- **TO BE DONE**
Using the data below, copy each line that includes the word "Spring".
>>>>>
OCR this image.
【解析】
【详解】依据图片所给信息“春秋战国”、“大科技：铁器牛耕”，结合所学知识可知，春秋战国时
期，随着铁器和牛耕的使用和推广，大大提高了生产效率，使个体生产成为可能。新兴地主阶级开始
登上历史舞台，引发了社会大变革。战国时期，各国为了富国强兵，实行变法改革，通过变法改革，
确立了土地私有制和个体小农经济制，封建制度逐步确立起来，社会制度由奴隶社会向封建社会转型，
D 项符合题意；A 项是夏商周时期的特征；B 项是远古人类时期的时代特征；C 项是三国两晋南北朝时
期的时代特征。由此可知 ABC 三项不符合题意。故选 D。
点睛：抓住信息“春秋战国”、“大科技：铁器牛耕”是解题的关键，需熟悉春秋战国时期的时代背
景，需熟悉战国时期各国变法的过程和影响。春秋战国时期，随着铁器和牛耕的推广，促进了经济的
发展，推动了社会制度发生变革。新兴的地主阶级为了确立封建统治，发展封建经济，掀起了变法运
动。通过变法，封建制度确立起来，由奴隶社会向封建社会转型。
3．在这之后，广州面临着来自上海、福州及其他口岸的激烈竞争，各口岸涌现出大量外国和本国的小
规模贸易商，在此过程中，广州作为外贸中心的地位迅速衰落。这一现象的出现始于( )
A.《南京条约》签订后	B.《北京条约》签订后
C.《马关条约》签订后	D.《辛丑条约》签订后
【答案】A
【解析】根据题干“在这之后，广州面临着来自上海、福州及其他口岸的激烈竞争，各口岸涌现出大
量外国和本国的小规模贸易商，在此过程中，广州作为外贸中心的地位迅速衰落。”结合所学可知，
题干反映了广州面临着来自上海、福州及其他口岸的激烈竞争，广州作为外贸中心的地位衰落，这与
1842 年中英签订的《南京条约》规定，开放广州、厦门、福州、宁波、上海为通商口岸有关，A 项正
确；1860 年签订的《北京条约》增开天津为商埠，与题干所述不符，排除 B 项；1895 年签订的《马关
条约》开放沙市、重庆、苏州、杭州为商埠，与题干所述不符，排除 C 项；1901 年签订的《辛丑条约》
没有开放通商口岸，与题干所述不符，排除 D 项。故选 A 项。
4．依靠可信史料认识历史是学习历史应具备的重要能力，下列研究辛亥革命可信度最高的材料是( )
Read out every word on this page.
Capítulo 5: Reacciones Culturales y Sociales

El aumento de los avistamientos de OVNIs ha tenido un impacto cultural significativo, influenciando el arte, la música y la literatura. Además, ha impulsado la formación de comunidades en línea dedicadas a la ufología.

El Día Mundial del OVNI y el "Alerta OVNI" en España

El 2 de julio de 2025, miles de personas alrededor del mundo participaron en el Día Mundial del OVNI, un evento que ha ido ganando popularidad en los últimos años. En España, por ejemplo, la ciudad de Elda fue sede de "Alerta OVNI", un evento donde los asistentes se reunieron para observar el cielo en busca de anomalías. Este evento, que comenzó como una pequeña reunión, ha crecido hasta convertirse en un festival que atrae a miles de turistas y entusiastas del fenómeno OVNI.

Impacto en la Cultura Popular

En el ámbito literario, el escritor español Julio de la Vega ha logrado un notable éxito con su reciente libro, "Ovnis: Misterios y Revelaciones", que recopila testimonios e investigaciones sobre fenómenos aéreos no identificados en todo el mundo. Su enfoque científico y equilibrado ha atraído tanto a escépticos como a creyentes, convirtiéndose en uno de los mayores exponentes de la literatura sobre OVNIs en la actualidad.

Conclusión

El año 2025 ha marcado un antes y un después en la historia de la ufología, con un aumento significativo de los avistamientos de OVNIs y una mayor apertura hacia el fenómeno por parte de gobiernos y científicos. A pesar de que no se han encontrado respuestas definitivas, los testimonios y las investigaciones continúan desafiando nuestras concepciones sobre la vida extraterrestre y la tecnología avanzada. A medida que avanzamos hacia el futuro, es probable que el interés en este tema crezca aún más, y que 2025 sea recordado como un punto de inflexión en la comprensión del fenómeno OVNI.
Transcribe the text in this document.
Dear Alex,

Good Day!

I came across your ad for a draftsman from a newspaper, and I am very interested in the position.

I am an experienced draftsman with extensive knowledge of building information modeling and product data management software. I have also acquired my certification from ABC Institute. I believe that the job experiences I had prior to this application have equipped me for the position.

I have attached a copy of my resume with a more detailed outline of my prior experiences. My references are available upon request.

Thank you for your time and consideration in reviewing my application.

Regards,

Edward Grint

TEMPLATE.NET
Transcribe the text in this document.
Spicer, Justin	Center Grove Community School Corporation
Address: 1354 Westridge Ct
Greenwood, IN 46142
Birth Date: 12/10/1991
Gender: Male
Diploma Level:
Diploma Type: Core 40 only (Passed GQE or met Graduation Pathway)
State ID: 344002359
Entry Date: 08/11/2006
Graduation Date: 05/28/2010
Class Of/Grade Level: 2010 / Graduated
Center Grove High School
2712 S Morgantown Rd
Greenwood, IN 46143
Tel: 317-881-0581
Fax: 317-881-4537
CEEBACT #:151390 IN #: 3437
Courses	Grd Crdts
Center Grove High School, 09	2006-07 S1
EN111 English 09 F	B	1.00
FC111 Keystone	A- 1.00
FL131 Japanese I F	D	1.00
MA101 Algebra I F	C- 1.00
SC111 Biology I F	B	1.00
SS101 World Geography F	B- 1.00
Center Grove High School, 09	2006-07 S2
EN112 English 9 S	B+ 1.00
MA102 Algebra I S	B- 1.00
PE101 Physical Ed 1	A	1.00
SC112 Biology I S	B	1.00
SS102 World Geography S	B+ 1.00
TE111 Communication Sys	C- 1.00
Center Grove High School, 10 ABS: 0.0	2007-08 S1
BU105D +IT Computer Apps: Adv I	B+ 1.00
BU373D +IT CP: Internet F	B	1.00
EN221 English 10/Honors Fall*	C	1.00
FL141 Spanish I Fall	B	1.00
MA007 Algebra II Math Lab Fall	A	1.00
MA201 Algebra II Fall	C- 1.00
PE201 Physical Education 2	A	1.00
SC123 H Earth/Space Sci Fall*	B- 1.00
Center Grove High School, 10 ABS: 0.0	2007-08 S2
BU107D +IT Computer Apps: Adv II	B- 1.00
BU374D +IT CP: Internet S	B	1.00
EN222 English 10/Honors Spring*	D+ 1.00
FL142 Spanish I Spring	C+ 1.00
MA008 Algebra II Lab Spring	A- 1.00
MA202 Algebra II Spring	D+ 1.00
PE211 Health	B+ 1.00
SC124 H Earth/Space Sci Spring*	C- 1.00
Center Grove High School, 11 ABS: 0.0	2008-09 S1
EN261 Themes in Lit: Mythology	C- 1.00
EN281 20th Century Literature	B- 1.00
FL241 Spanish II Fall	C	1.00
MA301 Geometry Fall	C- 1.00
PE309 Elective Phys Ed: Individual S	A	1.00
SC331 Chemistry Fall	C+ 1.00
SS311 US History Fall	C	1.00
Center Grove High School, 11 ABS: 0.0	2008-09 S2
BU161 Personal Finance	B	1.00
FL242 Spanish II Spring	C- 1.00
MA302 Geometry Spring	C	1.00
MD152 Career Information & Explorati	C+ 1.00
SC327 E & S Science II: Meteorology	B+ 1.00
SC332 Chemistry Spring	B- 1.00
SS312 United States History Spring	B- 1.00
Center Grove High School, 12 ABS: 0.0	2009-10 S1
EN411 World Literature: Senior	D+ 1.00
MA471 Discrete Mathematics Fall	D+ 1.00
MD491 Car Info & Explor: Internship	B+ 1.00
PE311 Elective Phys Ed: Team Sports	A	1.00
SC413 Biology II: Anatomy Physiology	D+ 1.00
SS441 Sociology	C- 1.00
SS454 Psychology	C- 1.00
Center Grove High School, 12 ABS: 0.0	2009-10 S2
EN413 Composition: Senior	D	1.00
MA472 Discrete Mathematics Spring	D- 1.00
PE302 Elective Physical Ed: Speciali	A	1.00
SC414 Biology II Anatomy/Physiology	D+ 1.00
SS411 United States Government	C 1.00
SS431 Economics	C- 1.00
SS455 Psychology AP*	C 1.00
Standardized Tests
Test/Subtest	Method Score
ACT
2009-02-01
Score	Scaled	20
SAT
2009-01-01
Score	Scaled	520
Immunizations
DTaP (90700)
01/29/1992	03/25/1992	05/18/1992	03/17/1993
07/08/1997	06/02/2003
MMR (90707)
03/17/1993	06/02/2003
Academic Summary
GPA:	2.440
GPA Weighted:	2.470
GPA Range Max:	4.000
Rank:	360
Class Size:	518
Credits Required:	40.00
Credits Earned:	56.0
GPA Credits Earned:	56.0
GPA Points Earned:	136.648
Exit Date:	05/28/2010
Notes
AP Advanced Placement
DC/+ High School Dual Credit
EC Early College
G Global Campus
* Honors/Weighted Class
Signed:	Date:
<<<<<
- **SOLUTION TO THIS EXERCISE**
EN222 English 10/Honors Spring*	D+ 1.00
FL142 Spanish I Spring	C+ 1.00
MA008 Algebra II Lab Spring	A- 1.00
MA202 Algebra II Spring	D+ 1.00
SC124 H Earth/Space Sci Spring*	C- 1.00
FL242 Spanish II Spring	C- 1.00
MA302 Geometry Spring	C	1.00
SC332 Chemistry Spring	B- 1.00
SS312 United States History Spring	B- 1.00
MA472 Discrete Mathematics Spring	D- 1.00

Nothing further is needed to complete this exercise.